# The problem:
Look for the string "Tagln" in the listing below and copy every line in which it appears.

===

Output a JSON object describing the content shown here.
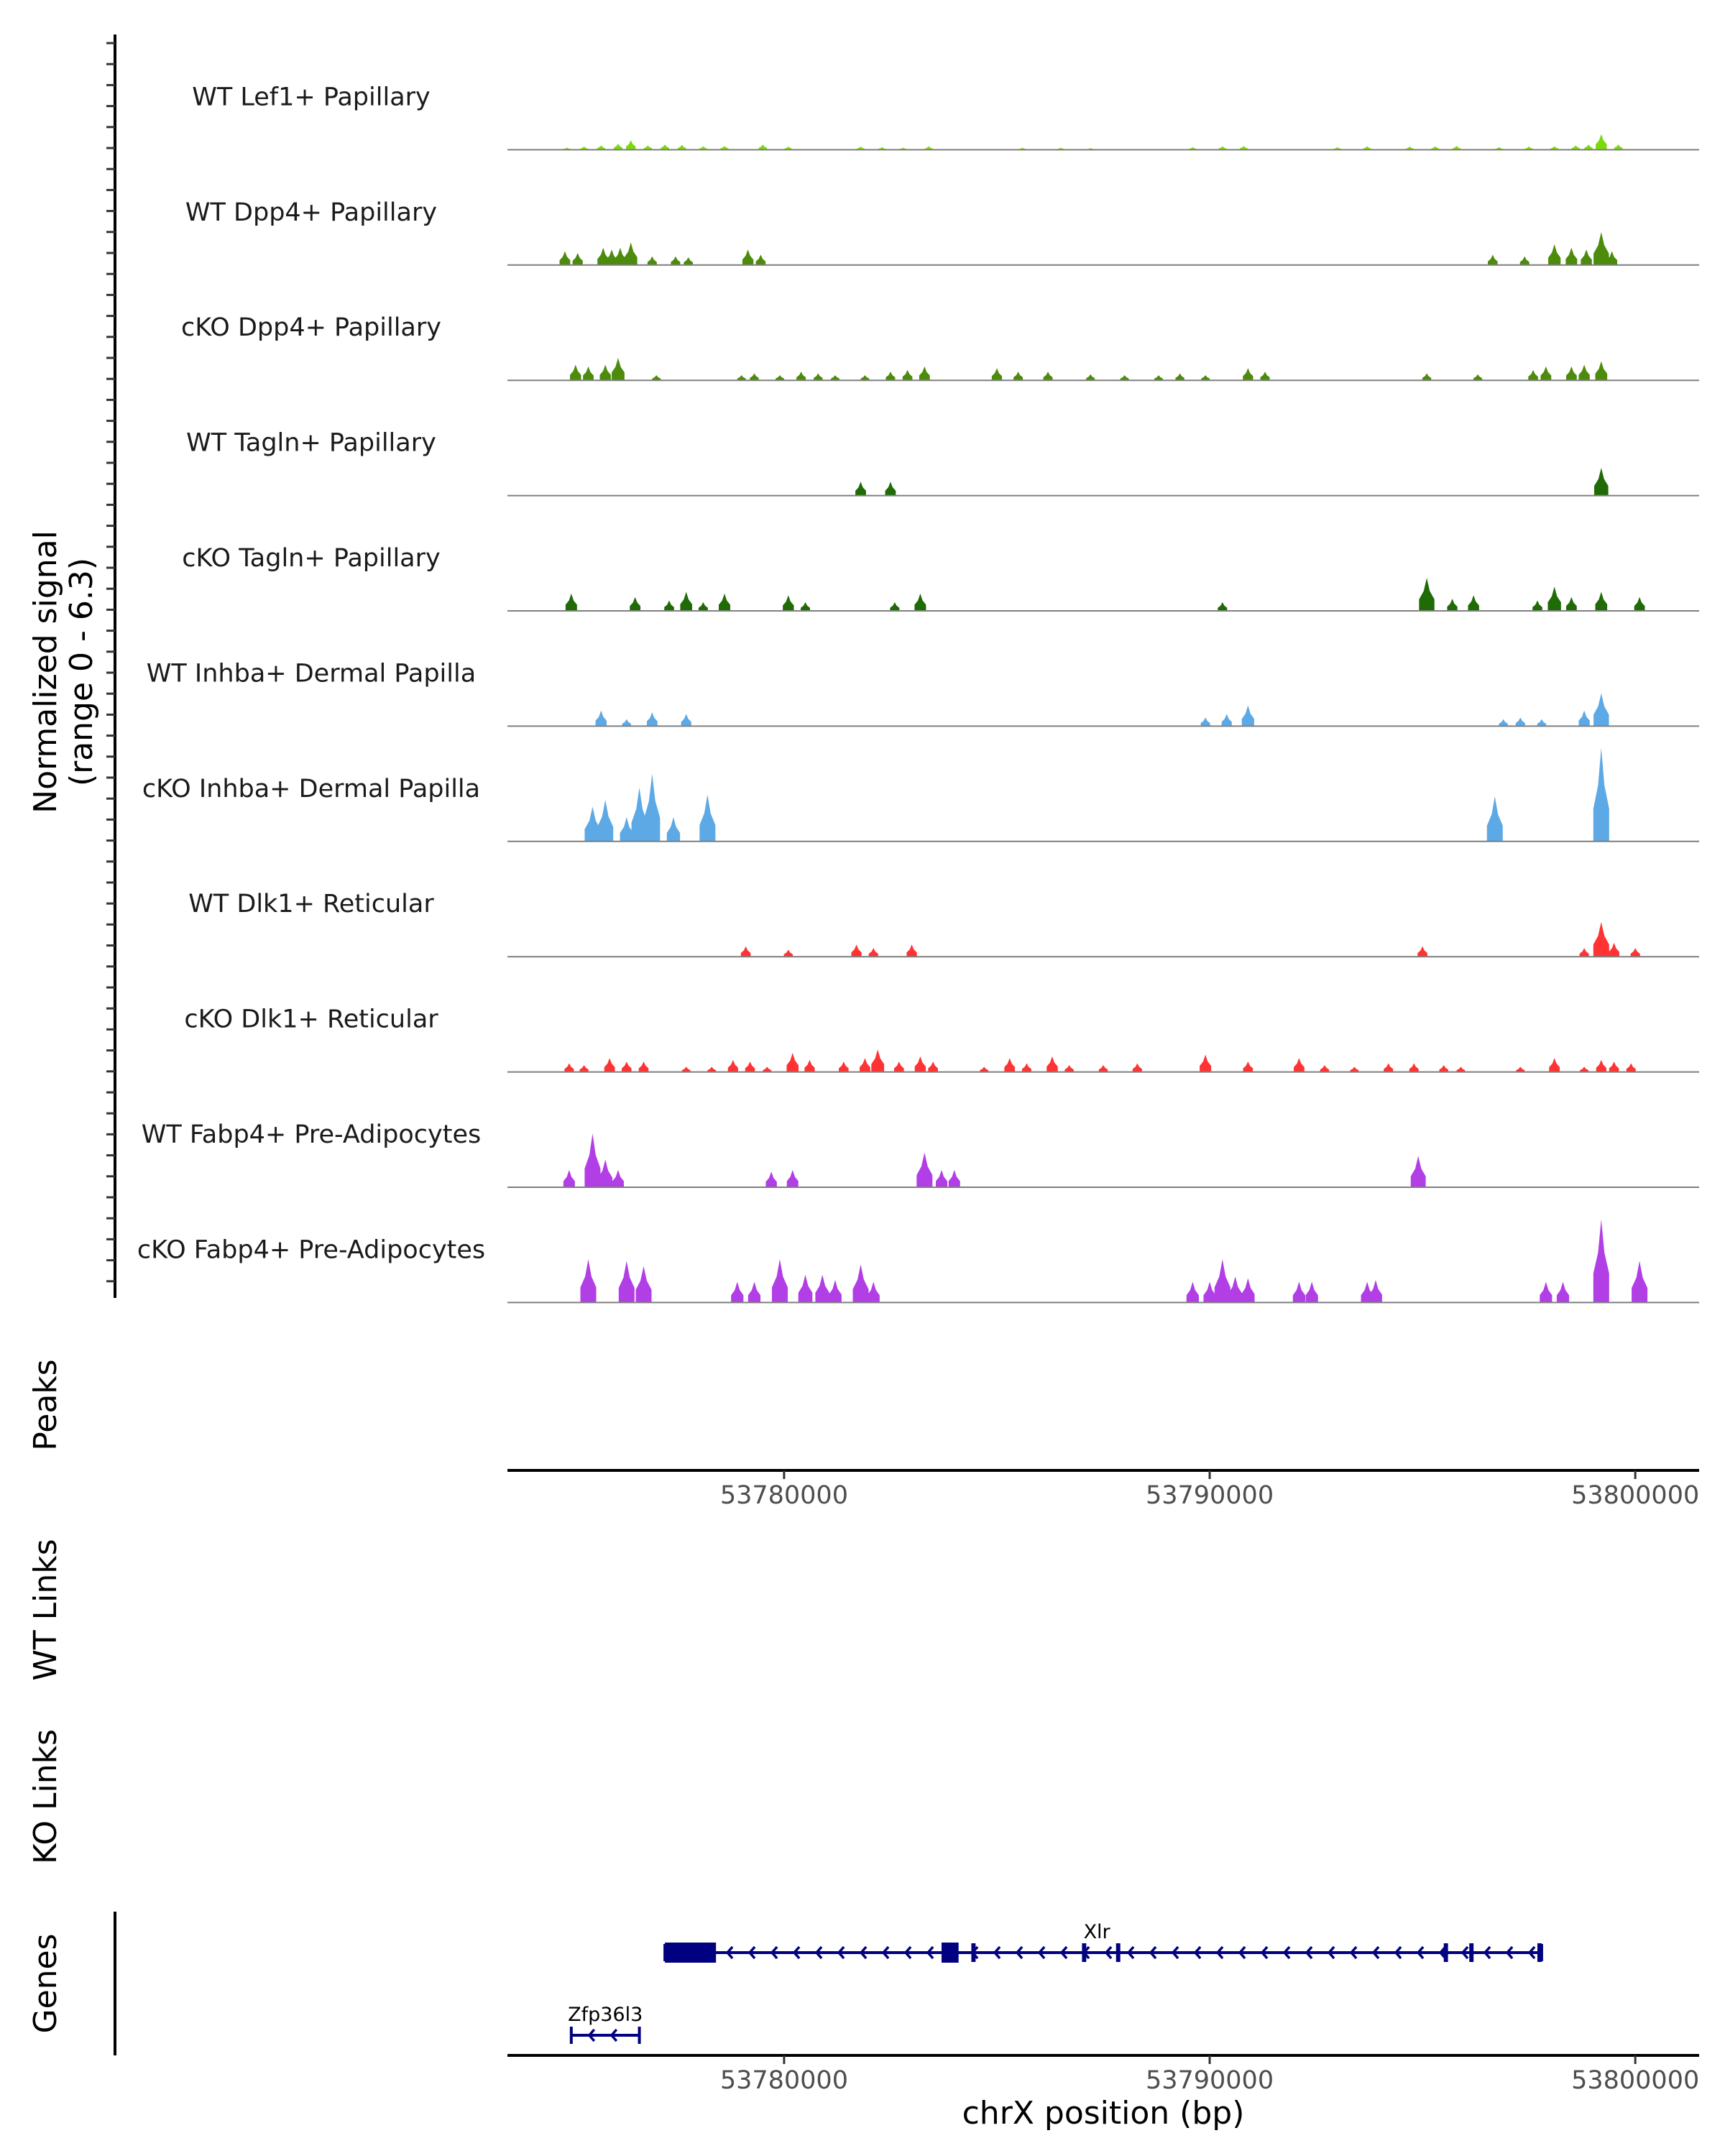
{
  "chart_data": {
    "type": "area",
    "title": "",
    "region": {
      "chrom": "chrX",
      "start": 53773500,
      "end": 53801500
    },
    "signal_axis": {
      "label_line1": "Normalized signal",
      "label_line2": "(range 0 - 6.3)",
      "range": [
        0,
        6.3
      ]
    },
    "xlabel": "chrX position (bp)",
    "xticks": [
      53780000,
      53790000,
      53800000
    ],
    "xtick_labels": [
      "53780000",
      "53790000",
      "53800000"
    ],
    "tracks": [
      {
        "name": "WT Lef1+ Papillary",
        "color": "#7cd90b",
        "peaks": [
          [
            53774900,
            0.12
          ],
          [
            53775300,
            0.18
          ],
          [
            53775700,
            0.25
          ],
          [
            53776100,
            0.35
          ],
          [
            53776400,
            0.55
          ],
          [
            53776800,
            0.25
          ],
          [
            53777200,
            0.3
          ],
          [
            53777600,
            0.28
          ],
          [
            53778100,
            0.2
          ],
          [
            53778600,
            0.22
          ],
          [
            53779500,
            0.3
          ],
          [
            53780100,
            0.18
          ],
          [
            53781800,
            0.18
          ],
          [
            53782300,
            0.15
          ],
          [
            53782800,
            0.12
          ],
          [
            53783400,
            0.2
          ],
          [
            53785600,
            0.12
          ],
          [
            53786500,
            0.12
          ],
          [
            53787200,
            0.1
          ],
          [
            53789600,
            0.15
          ],
          [
            53790300,
            0.2
          ],
          [
            53790800,
            0.22
          ],
          [
            53793000,
            0.15
          ],
          [
            53793700,
            0.2
          ],
          [
            53794700,
            0.18
          ],
          [
            53795300,
            0.2
          ],
          [
            53795800,
            0.22
          ],
          [
            53796800,
            0.15
          ],
          [
            53797500,
            0.18
          ],
          [
            53798100,
            0.2
          ],
          [
            53798600,
            0.25
          ],
          [
            53798900,
            0.3
          ],
          [
            53799200,
            0.9
          ],
          [
            53799600,
            0.3
          ]
        ]
      },
      {
        "name": "WT Dpp4+ Papillary",
        "color": "#4c8b0b",
        "peaks": [
          [
            53774850,
            0.8
          ],
          [
            53775150,
            0.7
          ],
          [
            53775750,
            1.0
          ],
          [
            53775950,
            0.9
          ],
          [
            53776150,
            1.0
          ],
          [
            53776400,
            1.3
          ],
          [
            53776900,
            0.5
          ],
          [
            53777450,
            0.5
          ],
          [
            53777750,
            0.45
          ],
          [
            53779150,
            0.9
          ],
          [
            53779450,
            0.6
          ],
          [
            53796650,
            0.6
          ],
          [
            53797400,
            0.5
          ],
          [
            53798100,
            1.2
          ],
          [
            53798500,
            1.0
          ],
          [
            53798850,
            0.9
          ],
          [
            53799200,
            1.9
          ],
          [
            53799450,
            0.8
          ]
        ]
      },
      {
        "name": "cKO Dpp4+ Papillary",
        "color": "#4c8b0b",
        "peaks": [
          [
            53775100,
            0.9
          ],
          [
            53775400,
            0.8
          ],
          [
            53775800,
            0.9
          ],
          [
            53776100,
            1.3
          ],
          [
            53777000,
            0.3
          ],
          [
            53779000,
            0.3
          ],
          [
            53779300,
            0.4
          ],
          [
            53779900,
            0.3
          ],
          [
            53780400,
            0.5
          ],
          [
            53780800,
            0.4
          ],
          [
            53781200,
            0.3
          ],
          [
            53781900,
            0.3
          ],
          [
            53782500,
            0.5
          ],
          [
            53782900,
            0.6
          ],
          [
            53783300,
            0.8
          ],
          [
            53785000,
            0.7
          ],
          [
            53785500,
            0.5
          ],
          [
            53786200,
            0.5
          ],
          [
            53787200,
            0.35
          ],
          [
            53788000,
            0.3
          ],
          [
            53788800,
            0.3
          ],
          [
            53789300,
            0.4
          ],
          [
            53789900,
            0.3
          ],
          [
            53790900,
            0.7
          ],
          [
            53791300,
            0.5
          ],
          [
            53795100,
            0.4
          ],
          [
            53796300,
            0.35
          ],
          [
            53797600,
            0.6
          ],
          [
            53797900,
            0.8
          ],
          [
            53798500,
            0.8
          ],
          [
            53798800,
            0.9
          ],
          [
            53799200,
            1.1
          ]
        ]
      },
      {
        "name": "WT Tagln+ Papillary",
        "color": "#1f6b06",
        "peaks": [
          [
            53781800,
            0.8
          ],
          [
            53782500,
            0.8
          ],
          [
            53799200,
            1.6
          ]
        ]
      },
      {
        "name": "cKO Tagln+ Papillary",
        "color": "#1f6b06",
        "peaks": [
          [
            53775000,
            1.0
          ],
          [
            53776500,
            0.8
          ],
          [
            53777300,
            0.6
          ],
          [
            53777700,
            1.1
          ],
          [
            53778100,
            0.5
          ],
          [
            53778600,
            1.0
          ],
          [
            53780100,
            0.9
          ],
          [
            53780500,
            0.5
          ],
          [
            53782600,
            0.5
          ],
          [
            53783200,
            1.0
          ],
          [
            53790300,
            0.5
          ],
          [
            53795100,
            1.9
          ],
          [
            53795700,
            0.7
          ],
          [
            53796200,
            0.9
          ],
          [
            53797700,
            0.6
          ],
          [
            53798100,
            1.4
          ],
          [
            53798500,
            0.8
          ],
          [
            53799200,
            1.1
          ],
          [
            53800100,
            0.8
          ]
        ]
      },
      {
        "name": "WT Inhba+ Dermal Papilla",
        "color": "#5ca9e6",
        "peaks": [
          [
            53775700,
            0.9
          ],
          [
            53776300,
            0.4
          ],
          [
            53776900,
            0.8
          ],
          [
            53777700,
            0.7
          ],
          [
            53789900,
            0.5
          ],
          [
            53790400,
            0.7
          ],
          [
            53790900,
            1.2
          ],
          [
            53796900,
            0.4
          ],
          [
            53797300,
            0.5
          ],
          [
            53797800,
            0.4
          ],
          [
            53798800,
            0.9
          ],
          [
            53799200,
            1.9
          ]
        ]
      },
      {
        "name": "cKO Inhba+ Dermal Papilla",
        "color": "#5ca9e6",
        "peaks": [
          [
            53775500,
            2.0
          ],
          [
            53775800,
            2.4
          ],
          [
            53776300,
            1.4
          ],
          [
            53776600,
            3.1
          ],
          [
            53776900,
            3.9
          ],
          [
            53777400,
            1.4
          ],
          [
            53778200,
            2.7
          ],
          [
            53796700,
            2.6
          ],
          [
            53799200,
            5.4
          ]
        ]
      },
      {
        "name": "WT Dlk1+ Reticular",
        "color": "#ff3333",
        "peaks": [
          [
            53779100,
            0.6
          ],
          [
            53780100,
            0.4
          ],
          [
            53781700,
            0.7
          ],
          [
            53782100,
            0.5
          ],
          [
            53783000,
            0.7
          ],
          [
            53795000,
            0.6
          ],
          [
            53798800,
            0.5
          ],
          [
            53799200,
            2.0
          ],
          [
            53799500,
            0.8
          ],
          [
            53800000,
            0.5
          ]
        ]
      },
      {
        "name": "cKO Dlk1+ Reticular",
        "color": "#ff3333",
        "peaks": [
          [
            53774950,
            0.5
          ],
          [
            53775300,
            0.4
          ],
          [
            53775900,
            0.8
          ],
          [
            53776300,
            0.6
          ],
          [
            53776700,
            0.6
          ],
          [
            53777700,
            0.3
          ],
          [
            53778300,
            0.3
          ],
          [
            53778800,
            0.7
          ],
          [
            53779200,
            0.6
          ],
          [
            53779600,
            0.3
          ],
          [
            53780200,
            1.1
          ],
          [
            53780600,
            0.7
          ],
          [
            53781400,
            0.6
          ],
          [
            53781900,
            0.8
          ],
          [
            53782200,
            1.3
          ],
          [
            53782700,
            0.6
          ],
          [
            53783200,
            0.9
          ],
          [
            53783500,
            0.6
          ],
          [
            53784700,
            0.3
          ],
          [
            53785300,
            0.8
          ],
          [
            53785700,
            0.5
          ],
          [
            53786300,
            0.9
          ],
          [
            53786700,
            0.4
          ],
          [
            53787500,
            0.4
          ],
          [
            53788300,
            0.5
          ],
          [
            53789900,
            1.0
          ],
          [
            53790900,
            0.6
          ],
          [
            53792100,
            0.8
          ],
          [
            53792700,
            0.4
          ],
          [
            53793400,
            0.3
          ],
          [
            53794200,
            0.5
          ],
          [
            53794800,
            0.5
          ],
          [
            53795500,
            0.4
          ],
          [
            53795900,
            0.3
          ],
          [
            53797300,
            0.3
          ],
          [
            53798100,
            0.8
          ],
          [
            53798800,
            0.3
          ],
          [
            53799200,
            0.7
          ],
          [
            53799500,
            0.6
          ],
          [
            53799900,
            0.5
          ]
        ]
      },
      {
        "name": "WT Fabp4+ Pre-Adipocytes",
        "color": "#b23ee6",
        "peaks": [
          [
            53774950,
            1.0
          ],
          [
            53775500,
            3.1
          ],
          [
            53775800,
            1.6
          ],
          [
            53776100,
            1.0
          ],
          [
            53779700,
            0.9
          ],
          [
            53780200,
            1.0
          ],
          [
            53783300,
            2.0
          ],
          [
            53783700,
            1.0
          ],
          [
            53784000,
            1.0
          ],
          [
            53794900,
            1.8
          ]
        ]
      },
      {
        "name": "cKO Fabp4+ Pre-Adipocytes",
        "color": "#b23ee6",
        "peaks": [
          [
            53775400,
            2.5
          ],
          [
            53776300,
            2.4
          ],
          [
            53776700,
            2.1
          ],
          [
            53778900,
            1.2
          ],
          [
            53779300,
            1.2
          ],
          [
            53779900,
            2.5
          ],
          [
            53780500,
            1.6
          ],
          [
            53780900,
            1.6
          ],
          [
            53781200,
            1.3
          ],
          [
            53781800,
            2.2
          ],
          [
            53782100,
            1.2
          ],
          [
            53789600,
            1.2
          ],
          [
            53790000,
            1.2
          ],
          [
            53790300,
            2.5
          ],
          [
            53790600,
            1.5
          ],
          [
            53790900,
            1.4
          ],
          [
            53792100,
            1.2
          ],
          [
            53792400,
            1.2
          ],
          [
            53793700,
            1.2
          ],
          [
            53793900,
            1.3
          ],
          [
            53797900,
            1.2
          ],
          [
            53798300,
            1.2
          ],
          [
            53799200,
            4.8
          ],
          [
            53800100,
            2.4
          ]
        ]
      }
    ],
    "extra_panels": [
      "Peaks",
      "WT Links",
      "KO Links",
      "Genes"
    ],
    "genes": [
      {
        "name": "Xlr",
        "start": 53777200,
        "end": 53797800,
        "strand": "-",
        "color": "#000080",
        "exons": [
          [
            53777200,
            53778400
          ],
          [
            53783700,
            53784100
          ],
          [
            53784400,
            53784500
          ],
          [
            53787000,
            53787100
          ],
          [
            53787800,
            53787900
          ],
          [
            53795500,
            53795600
          ],
          [
            53796100,
            53796200
          ],
          [
            53797700,
            53797800
          ]
        ]
      },
      {
        "name": "Zfp36l3",
        "start": 53775000,
        "end": 53776600,
        "strand": "-",
        "color": "#000080",
        "exons": []
      }
    ]
  }
}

===

# Answer section:
        "name": "WT Tagln+ Papillary",
        "name": "cKO Tagln+ Papillary",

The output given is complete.